EXTRACTO DEL DOCUMENTO —

○ ○ ○ ○ ○

Hicieron falta dos guerras
mundiales y una revolución “de Octubre” para que Europa afrontara, con
decisión, la búsqueda de un modelo político y social que, basado
inexcusablemente en la democracia, superará los conflictos sociales y
económicos sobrevenidos con el cambio del sistema feudal al burgués y el
desarrollo del maquinismo que dio paso a la época industrial.
Tras la inmensa sangría de
la II guerra mundial a que obligó el totalitarismo nazi-fascista, los europeos
entendieron que la génesis de esos totalitarismos y los contrarios, encarnados
en el comunismo bolchevique y el Komintern, se producía en los graves
desequilibrios de un sistema capitalista ajeno a cualquier regulación que no
fuera la de acrecentar la riqueza y el poder consiguiente, de una exclusiva
clase social.

○ ○ ○ ○ ○

DATOS DADOS —

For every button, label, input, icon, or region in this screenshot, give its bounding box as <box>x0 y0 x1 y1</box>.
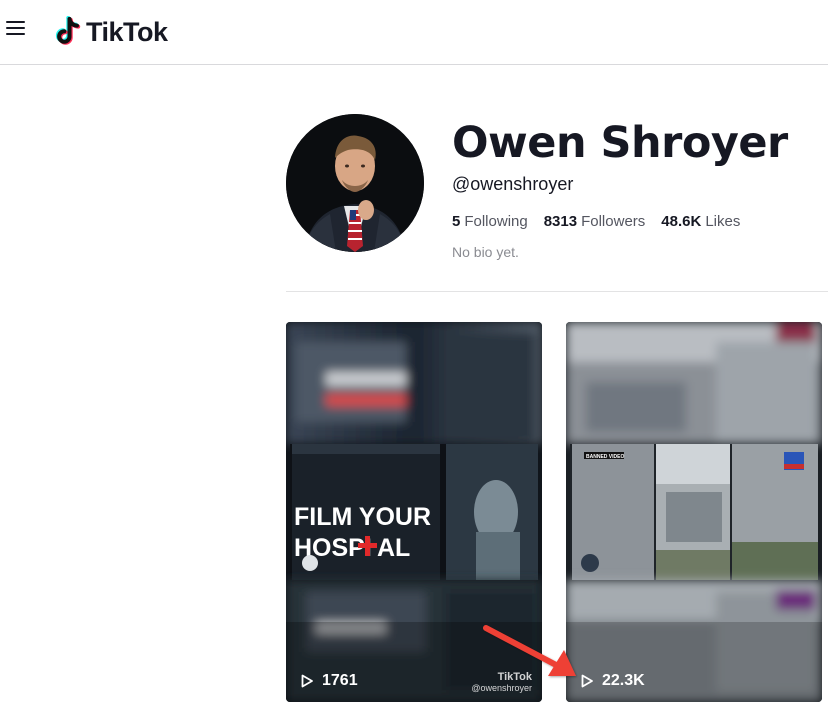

○ ○ ○ ○ ○

ENUNCIADO — Traduce al inglés esta oración del extracto sobre Europa y el modelo político tras las guerras mundiales: "Tras la inmensa sangría de la II guerra mundial a que obligó el totalitarismo nazi-fascista, los europeos entendieron que la génesis de esos totalitarismos y los contrarios, encarnados en el comunismo bolchevique y el Komintern, se producía en los graves desequilibrios de un sistema capitalista ajeno a cualquier regulación que no fuera la de acrecentar la riqueza y el poder consiguiente, de una exclusiva clase social." La lista no tiene relación con el extracto.

SOLUCIÓN COMPLETA — After the immense bloodletting of World War II that Nazi-Fascist totalitarianism forced upon them, Europeans understood that the origins of those totalitarianisms and of their opposites, embodied in Bolshevik communism and the Comintern, lay in the severe imbalances of a capitalist system free of any regulation other than that of increasing the wealth, and the resulting power, of one exclusive social class.